### PROVIDED DATA

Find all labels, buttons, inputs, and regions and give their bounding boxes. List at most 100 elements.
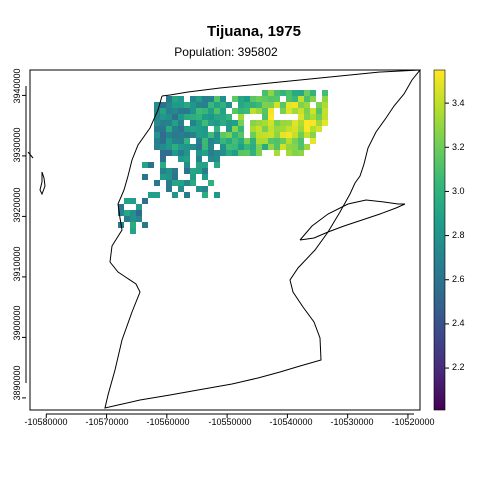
raster-cell [256,108,262,114]
raster-cell [136,204,142,210]
raster-cell [202,126,208,132]
raster-cell [262,120,268,126]
coastline-mainland [104,69,422,409]
raster-cell [190,168,196,174]
raster-cell [154,138,160,144]
raster-cell [280,102,286,108]
raster-cell [154,114,160,120]
raster-cell [298,138,304,144]
raster-cell [304,132,310,138]
raster-cell [274,90,280,96]
raster-cell [322,114,328,120]
raster-cell [238,126,244,132]
raster-cell [226,138,232,144]
raster-cell [244,108,250,114]
raster-cell [310,138,316,144]
raster-cell [178,180,184,186]
raster-layer [118,90,328,234]
raster-cell [166,114,172,120]
raster-cell [268,114,274,120]
raster-cell [208,180,214,186]
raster-cell [286,144,292,150]
raster-cell [172,144,178,150]
raster-cell [280,144,286,150]
raster-cell [274,132,280,138]
raster-cell [202,102,208,108]
raster-cell [160,144,166,150]
raster-cell [196,96,202,102]
raster-cell [220,108,226,114]
y-tick-label: 3920000 [12,187,22,222]
raster-cell [196,102,202,108]
raster-cell [160,150,166,156]
coastline-islet-left [39,171,46,196]
raster-cell [244,102,250,108]
raster-cell [268,90,274,96]
raster-cell [118,204,124,210]
raster-cell [298,90,304,96]
raster-cell [202,186,208,192]
raster-cell [310,114,316,120]
raster-cell [262,90,268,96]
raster-cell [178,120,184,126]
raster-cell [238,96,244,102]
raster-cell [178,132,184,138]
raster-cell [274,102,280,108]
raster-cell [238,108,244,114]
raster-cell [208,150,214,156]
legend-tick-label: 3.2 [452,142,465,152]
raster-cell [274,126,280,132]
raster-cell [178,108,184,114]
raster-cell [178,114,184,120]
raster-cell [322,120,328,126]
x-tick-label: -10550000 [208,417,251,427]
raster-cell [220,138,226,144]
raster-cell [202,144,208,150]
raster-cell [298,114,304,120]
raster-cell [292,138,298,144]
raster-cell [208,102,214,108]
raster-cell [214,96,220,102]
raster-cell [148,192,154,198]
legend-ticks [445,102,449,369]
x-tick-marks [45,414,409,418]
raster-cell [160,114,166,120]
raster-cell [286,138,292,144]
raster-cell [190,108,196,114]
raster-cell [202,132,208,138]
raster-cell [178,186,184,192]
raster-cell [304,96,310,102]
raster-cell [238,102,244,108]
raster-cell [184,144,190,150]
raster-cell [172,174,178,180]
y-tick-marks [22,94,26,399]
raster-cell [238,150,244,156]
raster-cell [286,120,292,126]
legend-tick-label: 2.8 [452,230,465,240]
raster-cell [184,192,190,198]
raster-cell [190,114,196,120]
raster-cell [244,144,250,150]
raster-cell [262,126,268,132]
raster-cell [256,150,262,156]
legend-colorbar [433,69,446,411]
raster-cell [226,144,232,150]
raster-cell [262,108,268,114]
raster-cell [154,192,160,198]
raster-cell [154,102,160,108]
raster-cell [178,144,184,150]
raster-cell [202,138,208,144]
raster-cell [160,162,166,168]
raster-cell [172,102,178,108]
raster-cell [160,168,166,174]
raster-cell [262,144,268,150]
x-tick-label: -10570000 [85,417,128,427]
raster-cell [256,132,262,138]
legend-tick-label: 2.2 [452,362,465,372]
raster-cell [172,168,178,174]
raster-cell [214,150,220,156]
raster-cell [166,132,172,138]
raster-cell [298,126,304,132]
raster-cell [208,108,214,114]
raster-cell [298,120,304,126]
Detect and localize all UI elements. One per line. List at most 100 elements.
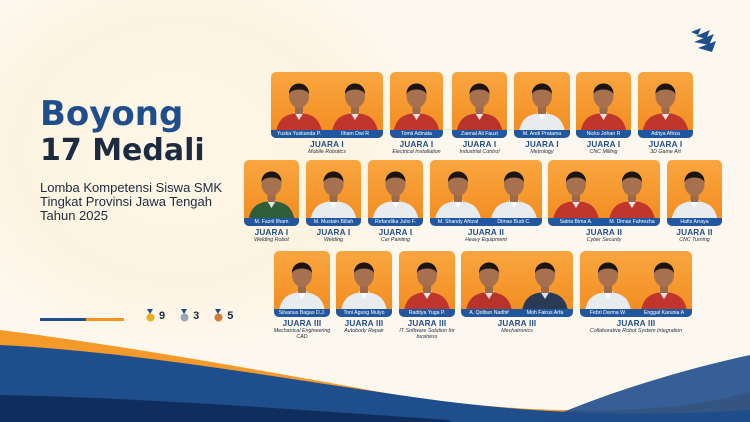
award-caption: JUARA I Welding Robot: [238, 228, 305, 243]
name-bar: [306, 218, 361, 226]
award-category: Mechanical Engineering CAD: [273, 328, 331, 340]
award-rank: JUARA II: [467, 228, 505, 237]
silver-medal-icon: [179, 309, 190, 322]
headline-line-1: Boyong: [40, 94, 184, 134]
student-name: Toni Agung Mulyo: [343, 310, 385, 316]
student-photo: [247, 171, 296, 226]
name-bar: [548, 218, 660, 226]
student-photo: [518, 83, 566, 138]
name-bar: [667, 218, 722, 226]
award-category: Welding: [323, 237, 344, 243]
name-bar: [336, 309, 392, 317]
student-name: Dimas Budi C.: [497, 219, 531, 225]
award-category: Autobody Repair: [344, 328, 384, 334]
award-category: Car Painting: [380, 237, 411, 243]
award-caption: JUARA III Autobody Repair: [330, 319, 398, 334]
award-category: Industrial Control: [459, 149, 500, 155]
award-caption: JUARA III Collaborative Robot System Inte…: [574, 319, 698, 334]
winner-card: Satria Bima A. M. Dimas Fahrezha: [548, 160, 660, 226]
award-rank: JUARA III: [616, 319, 656, 328]
gold-medal-icon: [145, 309, 156, 322]
award-category: Electrical Installation: [392, 149, 441, 155]
winner-card: M. Fazril Ilham: [244, 160, 299, 226]
award-rank: JUARA III: [282, 319, 322, 328]
winner-card: M. Mustain Billah: [306, 160, 361, 226]
winner-card: Raditya Yuga P.: [399, 251, 455, 317]
subtitle-line: Tingkat Provinsi Jawa Tengah: [40, 194, 212, 209]
subtitle: Lomba Kompetensi Siswa SMK Tingkat Provi…: [40, 181, 250, 223]
award-rank: JUARA II: [585, 228, 623, 237]
subtitle-line: Lomba Kompetensi Siswa SMK: [40, 180, 223, 195]
student-name: Yuska Yuskanda P.: [277, 131, 321, 137]
winner-card: Tomii Adinata: [390, 72, 443, 138]
award-rank: JUARA III: [407, 319, 447, 328]
student-name: Hafis Arraya: [680, 219, 709, 225]
student-photo: [584, 262, 632, 317]
award-caption: JUARA I Metrology: [508, 140, 576, 155]
award-caption: JUARA I Welding: [300, 228, 367, 243]
student-name: Ilham Dwi R: [341, 131, 369, 137]
student-name: M. Dimas Fahrezha: [609, 219, 655, 225]
award-category: Heavy Equipment: [465, 237, 507, 243]
award-category: Mobile Robotics: [308, 149, 346, 155]
silver-count: 3: [193, 309, 200, 322]
award-caption: JUARA I Car Painting: [362, 228, 429, 243]
bronze-medal-icon: [213, 309, 224, 322]
award-caption: JUARA II Cyber Security: [542, 228, 666, 243]
student-photo: [331, 83, 379, 138]
silver-tally: 3: [179, 309, 199, 322]
award-category: CNC Turning: [679, 237, 710, 243]
student-name: Aditya Afriza: [651, 131, 680, 137]
student-name: Raditya Yuga P.: [408, 310, 446, 316]
award-caption: JUARA II CNC Turning: [661, 228, 728, 243]
name-bar: [368, 218, 423, 226]
award-category: Cyber Security: [586, 237, 622, 243]
name-bar: [514, 130, 570, 138]
student-photo: [434, 171, 482, 226]
student-photo: [521, 262, 569, 317]
winner-card: Yuska Yuskanda P. Ilham Dwi R: [271, 72, 383, 138]
bronze-tally: 5: [213, 309, 233, 322]
student-photo: [640, 262, 688, 317]
student-photo: [579, 83, 628, 138]
award-category: Metrology: [530, 149, 554, 155]
school-logo-icon: [691, 28, 716, 52]
student-photo: [608, 171, 656, 226]
student-photo: [371, 171, 420, 226]
winner-card: Nicko Johan R: [576, 72, 631, 138]
winner-card: Silvanus Bagas D.J.: [274, 251, 330, 317]
student-name: Nicko Johan R: [586, 131, 621, 137]
name-bar: [390, 130, 443, 138]
student-photo: [340, 262, 388, 317]
award-caption: JUARA III Mechanical Engineering CAD: [268, 319, 336, 340]
medal-tally: 9 3 5: [145, 309, 233, 322]
student-name: Refandika Julio F.: [375, 219, 416, 225]
award-rank: JUARA I: [525, 140, 559, 149]
award-category: Collaborative Robot System Integration: [589, 328, 683, 334]
award-rank: JUARA I: [254, 228, 289, 237]
student-photo: [392, 83, 441, 138]
headline-line-2: 17 Medali: [40, 133, 205, 168]
award-caption: JUARA III Mechatronics: [455, 319, 579, 334]
name-bar: [244, 218, 299, 226]
name-bar: [580, 309, 692, 317]
award-category: 3D Game Art: [650, 149, 681, 155]
student-photo: [490, 171, 538, 226]
award-rank: JUARA I: [462, 140, 497, 149]
student-name: Enggal Karunia A: [643, 310, 685, 316]
student-photo: [278, 262, 326, 317]
bronze-count: 5: [227, 309, 234, 322]
student-photo: [670, 171, 719, 226]
award-rank: JUARA I: [316, 228, 351, 237]
name-bar: [430, 218, 542, 226]
award-caption: JUARA II Heavy Equipment: [424, 228, 548, 243]
winner-card: Aditya Afriza: [638, 72, 693, 138]
award-caption: JUARA I CNC Milling: [570, 140, 637, 155]
winner-card: Hafis Arraya: [667, 160, 722, 226]
student-name: Zaenal Ali Fauzi: [461, 131, 498, 137]
name-bar: [638, 130, 693, 138]
award-rank: JUARA III: [497, 319, 537, 328]
subtitle-line: Tahun 2025: [40, 208, 108, 223]
winner-card: Zaenal Ali Fauzi: [452, 72, 507, 138]
student-name: Silvanus Bagas D.J.: [278, 310, 326, 316]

### TO DO
Copy the entries starting at the line containing "raster-cell [256,108,262,114]" and ending at the line containing "raster-cell [280,144,286,150]", both included, precisely as they appear.

### TASK ANSWER
raster-cell [256,108,262,114]
raster-cell [136,204,142,210]
raster-cell [202,126,208,132]
raster-cell [262,120,268,126]
coastline-mainland [104,69,422,409]
raster-cell [190,168,196,174]
raster-cell [154,138,160,144]
raster-cell [280,102,286,108]
raster-cell [154,114,160,120]
raster-cell [298,138,304,144]
raster-cell [304,132,310,138]
raster-cell [274,90,280,96]
raster-cell [322,114,328,120]
raster-cell [238,126,244,132]
raster-cell [226,138,232,144]
raster-cell [244,108,250,114]
raster-cell [310,138,316,144]
raster-cell [178,180,184,186]
raster-layer [118,90,328,234]
raster-cell [166,114,172,120]
raster-cell [268,114,274,120]
raster-cell [208,180,214,186]
raster-cell [286,144,292,150]
raster-cell [172,144,178,150]
raster-cell [280,144,286,150]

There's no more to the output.